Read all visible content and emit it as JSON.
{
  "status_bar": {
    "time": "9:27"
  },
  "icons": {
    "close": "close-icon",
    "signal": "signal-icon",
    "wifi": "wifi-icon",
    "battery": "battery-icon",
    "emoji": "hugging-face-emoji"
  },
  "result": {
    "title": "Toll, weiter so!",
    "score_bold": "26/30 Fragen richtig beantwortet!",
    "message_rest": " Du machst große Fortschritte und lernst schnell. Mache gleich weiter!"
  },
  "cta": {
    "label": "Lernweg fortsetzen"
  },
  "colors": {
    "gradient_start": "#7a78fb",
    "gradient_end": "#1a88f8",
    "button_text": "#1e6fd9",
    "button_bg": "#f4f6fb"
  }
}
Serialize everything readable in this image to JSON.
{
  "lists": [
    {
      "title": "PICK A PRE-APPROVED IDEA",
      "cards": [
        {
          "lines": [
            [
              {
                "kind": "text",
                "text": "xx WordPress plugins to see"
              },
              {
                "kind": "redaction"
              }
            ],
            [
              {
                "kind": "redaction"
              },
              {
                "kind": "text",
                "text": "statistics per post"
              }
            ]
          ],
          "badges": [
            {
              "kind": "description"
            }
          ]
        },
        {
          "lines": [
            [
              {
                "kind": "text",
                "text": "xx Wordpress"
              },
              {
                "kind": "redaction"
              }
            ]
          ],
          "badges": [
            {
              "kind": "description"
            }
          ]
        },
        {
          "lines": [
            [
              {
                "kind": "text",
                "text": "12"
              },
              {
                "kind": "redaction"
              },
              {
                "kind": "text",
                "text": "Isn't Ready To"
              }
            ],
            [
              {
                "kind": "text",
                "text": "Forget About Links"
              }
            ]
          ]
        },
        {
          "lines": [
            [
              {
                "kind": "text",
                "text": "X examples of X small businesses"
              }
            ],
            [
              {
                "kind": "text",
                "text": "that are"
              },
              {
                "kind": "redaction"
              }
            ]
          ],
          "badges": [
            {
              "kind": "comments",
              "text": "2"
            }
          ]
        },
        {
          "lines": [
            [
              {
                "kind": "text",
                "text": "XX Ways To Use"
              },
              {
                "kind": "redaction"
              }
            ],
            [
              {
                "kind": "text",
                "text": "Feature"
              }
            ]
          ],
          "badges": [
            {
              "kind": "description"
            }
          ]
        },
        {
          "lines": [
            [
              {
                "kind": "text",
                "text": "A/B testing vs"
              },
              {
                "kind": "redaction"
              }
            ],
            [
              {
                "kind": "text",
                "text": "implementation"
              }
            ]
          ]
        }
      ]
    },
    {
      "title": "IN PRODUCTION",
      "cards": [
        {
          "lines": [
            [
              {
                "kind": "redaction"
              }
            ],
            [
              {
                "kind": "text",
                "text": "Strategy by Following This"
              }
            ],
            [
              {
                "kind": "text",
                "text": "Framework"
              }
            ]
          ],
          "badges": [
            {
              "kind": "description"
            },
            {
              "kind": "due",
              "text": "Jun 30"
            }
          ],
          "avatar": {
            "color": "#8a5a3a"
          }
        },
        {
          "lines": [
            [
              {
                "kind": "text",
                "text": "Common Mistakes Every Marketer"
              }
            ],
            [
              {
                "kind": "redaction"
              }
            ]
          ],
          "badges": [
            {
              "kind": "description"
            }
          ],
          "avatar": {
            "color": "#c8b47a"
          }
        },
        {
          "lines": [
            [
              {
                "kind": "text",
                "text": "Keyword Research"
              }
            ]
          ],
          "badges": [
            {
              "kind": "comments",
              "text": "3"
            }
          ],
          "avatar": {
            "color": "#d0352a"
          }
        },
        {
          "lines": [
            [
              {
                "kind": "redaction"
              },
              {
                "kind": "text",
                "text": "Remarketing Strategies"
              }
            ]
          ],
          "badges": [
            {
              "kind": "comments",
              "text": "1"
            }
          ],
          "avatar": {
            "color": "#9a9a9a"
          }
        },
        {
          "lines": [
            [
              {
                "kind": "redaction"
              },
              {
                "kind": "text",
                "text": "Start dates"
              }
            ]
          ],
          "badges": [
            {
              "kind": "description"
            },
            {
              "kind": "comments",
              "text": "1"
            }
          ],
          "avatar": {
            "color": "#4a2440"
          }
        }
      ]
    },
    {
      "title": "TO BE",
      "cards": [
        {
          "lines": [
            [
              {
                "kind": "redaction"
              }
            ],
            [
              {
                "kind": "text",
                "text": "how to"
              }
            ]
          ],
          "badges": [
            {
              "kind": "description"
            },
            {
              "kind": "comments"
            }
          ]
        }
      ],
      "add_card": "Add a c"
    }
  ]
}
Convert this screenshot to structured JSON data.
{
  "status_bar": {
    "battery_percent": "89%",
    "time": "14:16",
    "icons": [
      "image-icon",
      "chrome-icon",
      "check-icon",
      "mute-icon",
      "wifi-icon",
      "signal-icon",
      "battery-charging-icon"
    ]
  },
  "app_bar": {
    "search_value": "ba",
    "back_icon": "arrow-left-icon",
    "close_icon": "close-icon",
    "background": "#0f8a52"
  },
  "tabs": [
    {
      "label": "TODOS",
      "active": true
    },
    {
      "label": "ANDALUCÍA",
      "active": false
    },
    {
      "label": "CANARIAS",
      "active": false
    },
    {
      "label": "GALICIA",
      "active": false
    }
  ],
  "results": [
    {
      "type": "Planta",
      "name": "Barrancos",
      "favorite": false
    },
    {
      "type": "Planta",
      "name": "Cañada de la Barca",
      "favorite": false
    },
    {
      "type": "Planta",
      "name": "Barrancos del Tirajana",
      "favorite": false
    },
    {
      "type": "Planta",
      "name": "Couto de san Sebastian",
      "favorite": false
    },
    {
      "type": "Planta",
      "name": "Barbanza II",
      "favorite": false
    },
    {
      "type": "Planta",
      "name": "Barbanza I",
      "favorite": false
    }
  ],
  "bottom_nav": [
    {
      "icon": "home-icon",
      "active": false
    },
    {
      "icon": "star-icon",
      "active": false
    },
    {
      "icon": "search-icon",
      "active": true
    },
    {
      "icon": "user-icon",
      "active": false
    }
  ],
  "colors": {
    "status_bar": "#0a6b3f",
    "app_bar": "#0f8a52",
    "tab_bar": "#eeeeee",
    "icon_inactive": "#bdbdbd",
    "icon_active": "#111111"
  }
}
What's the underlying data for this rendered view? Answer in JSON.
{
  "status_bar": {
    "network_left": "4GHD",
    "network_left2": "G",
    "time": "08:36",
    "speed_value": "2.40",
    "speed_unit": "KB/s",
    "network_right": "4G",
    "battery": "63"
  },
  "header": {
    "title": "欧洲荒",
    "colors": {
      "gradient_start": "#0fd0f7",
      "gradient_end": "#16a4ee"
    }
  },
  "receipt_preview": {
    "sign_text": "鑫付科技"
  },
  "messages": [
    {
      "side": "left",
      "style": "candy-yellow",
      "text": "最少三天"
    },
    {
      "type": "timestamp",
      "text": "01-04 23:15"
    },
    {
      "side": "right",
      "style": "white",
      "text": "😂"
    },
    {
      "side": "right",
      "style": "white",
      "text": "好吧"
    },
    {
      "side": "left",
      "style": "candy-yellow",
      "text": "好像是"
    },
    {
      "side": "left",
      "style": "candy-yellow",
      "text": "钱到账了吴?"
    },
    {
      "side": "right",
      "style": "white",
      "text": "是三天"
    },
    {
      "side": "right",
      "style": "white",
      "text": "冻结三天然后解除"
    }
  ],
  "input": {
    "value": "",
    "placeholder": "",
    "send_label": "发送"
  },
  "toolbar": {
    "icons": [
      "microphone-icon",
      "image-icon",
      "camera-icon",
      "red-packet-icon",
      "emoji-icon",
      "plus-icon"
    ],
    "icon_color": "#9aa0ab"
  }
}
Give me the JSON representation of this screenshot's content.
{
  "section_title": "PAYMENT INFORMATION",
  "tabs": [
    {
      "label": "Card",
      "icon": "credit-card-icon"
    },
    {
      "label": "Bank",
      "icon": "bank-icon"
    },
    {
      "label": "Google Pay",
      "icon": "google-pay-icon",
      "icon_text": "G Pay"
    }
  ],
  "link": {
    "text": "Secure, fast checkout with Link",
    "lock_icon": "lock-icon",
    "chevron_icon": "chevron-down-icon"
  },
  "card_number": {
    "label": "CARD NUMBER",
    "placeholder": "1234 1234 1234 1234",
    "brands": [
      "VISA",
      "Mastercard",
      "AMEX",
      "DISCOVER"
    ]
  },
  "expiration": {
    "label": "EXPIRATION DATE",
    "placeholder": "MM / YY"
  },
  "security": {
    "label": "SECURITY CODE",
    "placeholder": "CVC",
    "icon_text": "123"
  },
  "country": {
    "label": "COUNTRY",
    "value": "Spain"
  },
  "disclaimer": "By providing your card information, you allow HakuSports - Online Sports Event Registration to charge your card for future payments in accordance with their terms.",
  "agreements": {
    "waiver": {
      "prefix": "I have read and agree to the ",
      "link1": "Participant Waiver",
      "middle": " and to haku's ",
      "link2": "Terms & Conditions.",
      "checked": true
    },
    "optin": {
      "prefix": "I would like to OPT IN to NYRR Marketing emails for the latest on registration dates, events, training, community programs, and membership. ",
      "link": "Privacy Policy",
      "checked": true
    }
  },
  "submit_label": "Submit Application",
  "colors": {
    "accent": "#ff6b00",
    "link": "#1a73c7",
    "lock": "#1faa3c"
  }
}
++++
- STATED TASK
Show every line of the listing in which the string "weiter" can be found.

- OUTPUT OF THE TASK
    "title": "Toll, weiter so!",
    "message_rest": " Du machst große Fortschritte und lernst schnell. Mache gleich weiter!"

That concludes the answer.